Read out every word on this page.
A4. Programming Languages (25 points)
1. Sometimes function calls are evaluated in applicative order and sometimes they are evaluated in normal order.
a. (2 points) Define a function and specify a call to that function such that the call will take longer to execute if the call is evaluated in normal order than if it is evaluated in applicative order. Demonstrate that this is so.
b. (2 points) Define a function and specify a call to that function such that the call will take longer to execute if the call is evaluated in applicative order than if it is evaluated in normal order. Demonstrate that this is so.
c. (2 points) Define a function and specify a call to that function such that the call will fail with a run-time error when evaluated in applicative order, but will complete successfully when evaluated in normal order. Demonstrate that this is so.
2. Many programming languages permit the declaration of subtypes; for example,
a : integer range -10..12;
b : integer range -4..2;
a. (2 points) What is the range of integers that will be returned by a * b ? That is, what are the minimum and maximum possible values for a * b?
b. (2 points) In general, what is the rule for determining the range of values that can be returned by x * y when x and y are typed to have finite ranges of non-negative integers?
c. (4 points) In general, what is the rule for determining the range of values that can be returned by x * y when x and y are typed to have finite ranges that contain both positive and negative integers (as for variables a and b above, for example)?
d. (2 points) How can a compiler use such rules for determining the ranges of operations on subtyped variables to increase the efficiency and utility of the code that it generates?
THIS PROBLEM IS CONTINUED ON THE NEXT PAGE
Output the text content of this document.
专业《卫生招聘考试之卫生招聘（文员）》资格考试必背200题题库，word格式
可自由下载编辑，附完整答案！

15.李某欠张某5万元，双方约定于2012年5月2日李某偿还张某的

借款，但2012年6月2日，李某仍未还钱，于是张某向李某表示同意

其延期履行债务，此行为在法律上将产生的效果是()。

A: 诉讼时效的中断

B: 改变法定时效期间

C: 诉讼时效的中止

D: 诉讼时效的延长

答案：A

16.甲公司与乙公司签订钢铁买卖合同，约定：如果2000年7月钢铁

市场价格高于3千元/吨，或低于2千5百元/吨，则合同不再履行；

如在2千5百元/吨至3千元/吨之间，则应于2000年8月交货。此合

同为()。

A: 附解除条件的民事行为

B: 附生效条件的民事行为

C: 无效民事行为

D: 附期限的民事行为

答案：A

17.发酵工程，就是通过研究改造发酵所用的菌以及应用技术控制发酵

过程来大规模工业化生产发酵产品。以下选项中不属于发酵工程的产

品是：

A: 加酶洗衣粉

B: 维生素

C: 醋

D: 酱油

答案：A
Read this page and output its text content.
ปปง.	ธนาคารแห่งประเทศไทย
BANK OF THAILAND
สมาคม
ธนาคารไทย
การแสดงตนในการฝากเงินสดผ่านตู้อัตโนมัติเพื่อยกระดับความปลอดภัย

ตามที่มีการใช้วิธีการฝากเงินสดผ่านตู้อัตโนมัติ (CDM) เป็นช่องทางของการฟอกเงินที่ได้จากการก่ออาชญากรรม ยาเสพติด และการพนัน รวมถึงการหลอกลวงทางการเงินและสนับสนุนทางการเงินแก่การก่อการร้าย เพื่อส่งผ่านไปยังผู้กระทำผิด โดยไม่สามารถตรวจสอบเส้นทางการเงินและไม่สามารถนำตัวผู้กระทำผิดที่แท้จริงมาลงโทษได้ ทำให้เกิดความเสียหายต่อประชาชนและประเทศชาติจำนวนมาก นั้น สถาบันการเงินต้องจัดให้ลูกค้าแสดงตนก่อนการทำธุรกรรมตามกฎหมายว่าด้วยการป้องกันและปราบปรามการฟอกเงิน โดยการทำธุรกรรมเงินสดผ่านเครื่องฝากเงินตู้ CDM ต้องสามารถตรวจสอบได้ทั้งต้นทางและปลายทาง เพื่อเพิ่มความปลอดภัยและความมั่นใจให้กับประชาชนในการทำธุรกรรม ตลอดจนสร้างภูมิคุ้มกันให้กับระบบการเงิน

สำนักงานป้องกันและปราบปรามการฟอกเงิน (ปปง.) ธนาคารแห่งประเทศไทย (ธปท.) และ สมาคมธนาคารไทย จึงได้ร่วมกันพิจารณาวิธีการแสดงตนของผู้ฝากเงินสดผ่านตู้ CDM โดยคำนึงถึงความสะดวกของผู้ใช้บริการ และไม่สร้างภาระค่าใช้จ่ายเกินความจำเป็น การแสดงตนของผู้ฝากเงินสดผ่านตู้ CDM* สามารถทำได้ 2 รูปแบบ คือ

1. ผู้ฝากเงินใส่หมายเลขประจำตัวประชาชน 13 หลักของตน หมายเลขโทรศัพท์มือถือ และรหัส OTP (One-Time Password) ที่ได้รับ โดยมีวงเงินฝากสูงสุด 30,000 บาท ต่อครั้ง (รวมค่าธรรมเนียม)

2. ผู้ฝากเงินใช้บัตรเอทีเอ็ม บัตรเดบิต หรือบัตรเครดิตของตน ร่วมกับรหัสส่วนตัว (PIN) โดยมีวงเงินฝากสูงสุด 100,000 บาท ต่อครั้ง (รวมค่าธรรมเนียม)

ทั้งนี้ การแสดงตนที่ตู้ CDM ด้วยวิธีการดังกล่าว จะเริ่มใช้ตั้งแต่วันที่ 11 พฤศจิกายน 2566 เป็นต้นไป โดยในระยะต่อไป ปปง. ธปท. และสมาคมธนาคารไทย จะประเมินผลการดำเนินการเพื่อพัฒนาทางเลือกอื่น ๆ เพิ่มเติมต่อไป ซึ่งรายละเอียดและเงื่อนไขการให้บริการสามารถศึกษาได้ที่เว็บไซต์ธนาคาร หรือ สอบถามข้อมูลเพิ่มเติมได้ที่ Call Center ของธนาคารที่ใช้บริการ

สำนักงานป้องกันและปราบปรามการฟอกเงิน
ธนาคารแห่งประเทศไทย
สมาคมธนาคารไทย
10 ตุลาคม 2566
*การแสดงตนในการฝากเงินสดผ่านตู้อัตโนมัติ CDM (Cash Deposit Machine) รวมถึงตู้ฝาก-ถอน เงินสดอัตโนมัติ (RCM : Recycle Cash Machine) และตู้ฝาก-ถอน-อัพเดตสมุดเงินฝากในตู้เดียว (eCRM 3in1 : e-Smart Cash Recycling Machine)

**What you have to do**
Each record above should be output again exactly.

**Answer**
Read out every word on this page.
A4. Programming Languages (25 points)
1. Sometimes function calls are evaluated in applicative order and sometimes they are evaluated in normal order.
a. (2 points) Define a function and specify a call to that function such that the call will take longer to execute if the call is evaluated in normal order than if it is evaluated in applicative order. Demonstrate that this is so.
b. (2 points) Define a function and specify a call to that function such that the call will take longer to execute if the call is evaluated in applicative order than if it is evaluated in normal order. Demonstrate that this is so.
c. (2 points) Define a function and specify a call to that function such that the call will fail with a run-time error when evaluated in applicative order, but will complete successfully when evaluated in normal order. Demonstrate that this is so.
2. Many programming languages permit the declaration of subtypes; for example,
a : integer range -10..12;
b : integer range -4..2;
a. (2 points) What is the range of integers that will be returned by a * b ? That is, what are the minimum and maximum possible values for a * b?
b. (2 points) In general, what is the rule for determining the range of values that can be returned by x * y when x and y are typed to have finite ranges of non-negative integers?
c. (4 points) In general, what is the rule for determining the range of values that can be returned by x * y when x and y are typed to have finite ranges that contain both positive and negative integers (as for variables a and b above, for example)?
d. (2 points) How can a compiler use such rules for determining the ranges of operations on subtyped variables to increase the efficiency and utility of the code that it generates?
THIS PROBLEM IS CONTINUED ON THE NEXT PAGE
Output the text content of this document.
专业《卫生招聘考试之卫生招聘（文员）》资格考试必背200题题库，word格式
可自由下载编辑，附完整答案！

15.李某欠张某5万元，双方约定于2012年5月2日李某偿还张某的

借款，但2012年6月2日，李某仍未还钱，于是张某向李某表示同意

其延期履行债务，此行为在法律上将产生的效果是()。

A: 诉讼时效的中断

B: 改变法定时效期间

C: 诉讼时效的中止

D: 诉讼时效的延长

答案：A

16.甲公司与乙公司签订钢铁买卖合同，约定：如果2000年7月钢铁

市场价格高于3千元/吨，或低于2千5百元/吨，则合同不再履行；

如在2千5百元/吨至3千元/吨之间，则应于2000年8月交货。此合

同为()。

A: 附解除条件的民事行为

B: 附生效条件的民事行为

C: 无效民事行为

D: 附期限的民事行为

答案：A

17.发酵工程，就是通过研究改造发酵所用的菌以及应用技术控制发酵

过程来大规模工业化生产发酵产品。以下选项中不属于发酵工程的产

品是：

A: 加酶洗衣粉

B: 维生素

C: 醋

D: 酱油

答案：A
Read this page and output its text content.
ปปง.	ธนาคารแห่งประเทศไทย
BANK OF THAILAND
สมาคม
ธนาคารไทย
การแสดงตนในการฝากเงินสดผ่านตู้อัตโนมัติเพื่อยกระดับความปลอดภัย

ตามที่มีการใช้วิธีการฝากเงินสดผ่านตู้อัตโนมัติ (CDM) เป็นช่องทางของการฟอกเงินที่ได้จากการก่ออาชญากรรม ยาเสพติด และการพนัน รวมถึงการหลอกลวงทางการเงินและสนับสนุนทางการเงินแก่การก่อการร้าย เพื่อส่งผ่านไปยังผู้กระทำผิด โดยไม่สามารถตรวจสอบเส้นทางการเงินและไม่สามารถนำตัวผู้กระทำผิดที่แท้จริงมาลงโทษได้ ทำให้เกิดความเสียหายต่อประชาชนและประเทศชาติจำนวนมาก นั้น สถาบันการเงินต้องจัดให้ลูกค้าแสดงตนก่อนการทำธุรกรรมตามกฎหมายว่าด้วยการป้องกันและปราบปรามการฟอกเงิน โดยการทำธุรกรรมเงินสดผ่านเครื่องฝากเงินตู้ CDM ต้องสามารถตรวจสอบได้ทั้งต้นทางและปลายทาง เพื่อเพิ่มความปลอดภัยและความมั่นใจให้กับประชาชนในการทำธุรกรรม ตลอดจนสร้างภูมิคุ้มกันให้กับระบบการเงิน

สำนักงานป้องกันและปราบปรามการฟอกเงิน (ปปง.) ธนาคารแห่งประเทศไทย (ธปท.) และ สมาคมธนาคารไทย จึงได้ร่วมกันพิจารณาวิธีการแสดงตนของผู้ฝากเงินสดผ่านตู้ CDM โดยคำนึงถึงความสะดวกของผู้ใช้บริการ และไม่สร้างภาระค่าใช้จ่ายเกินความจำเป็น การแสดงตนของผู้ฝากเงินสดผ่านตู้ CDM* สามารถทำได้ 2 รูปแบบ คือ

1. ผู้ฝากเงินใส่หมายเลขประจำตัวประชาชน 13 หลักของตน หมายเลขโทรศัพท์มือถือ และรหัส OTP (One-Time Password) ที่ได้รับ โดยมีวงเงินฝากสูงสุด 30,000 บาท ต่อครั้ง (รวมค่าธรรมเนียม)

2. ผู้ฝากเงินใช้บัตรเอทีเอ็ม บัตรเดบิต หรือบัตรเครดิตของตน ร่วมกับรหัสส่วนตัว (PIN) โดยมีวงเงินฝากสูงสุด 100,000 บาท ต่อครั้ง (รวมค่าธรรมเนียม)

ทั้งนี้ การแสดงตนที่ตู้ CDM ด้วยวิธีการดังกล่าว จะเริ่มใช้ตั้งแต่วันที่ 11 พฤศจิกายน 2566 เป็นต้นไป โดยในระยะต่อไป ปปง. ธปท. และสมาคมธนาคารไทย จะประเมินผลการดำเนินการเพื่อพัฒนาทางเลือกอื่น ๆ เพิ่มเติมต่อไป ซึ่งรายละเอียดและเงื่อนไขการให้บริการสามารถศึกษาได้ที่เว็บไซต์ธนาคาร หรือ สอบถามข้อมูลเพิ่มเติมได้ที่ Call Center ของธนาคารที่ใช้บริการ

สำนักงานป้องกันและปราบปรามการฟอกเงิน
ธนาคารแห่งประเทศไทย
สมาคมธนาคารไทย
10 ตุลาคม 2566
*การแสดงตนในการฝากเงินสดผ่านตู้อัตโนมัติ CDM (Cash Deposit Machine) รวมถึงตู้ฝาก-ถอน เงินสดอัตโนมัติ (RCM : Recycle Cash Machine) และตู้ฝาก-ถอน-อัพเดตสมุดเงินฝากในตู้เดียว (eCRM 3in1 : e-Smart Cash Recycling Machine)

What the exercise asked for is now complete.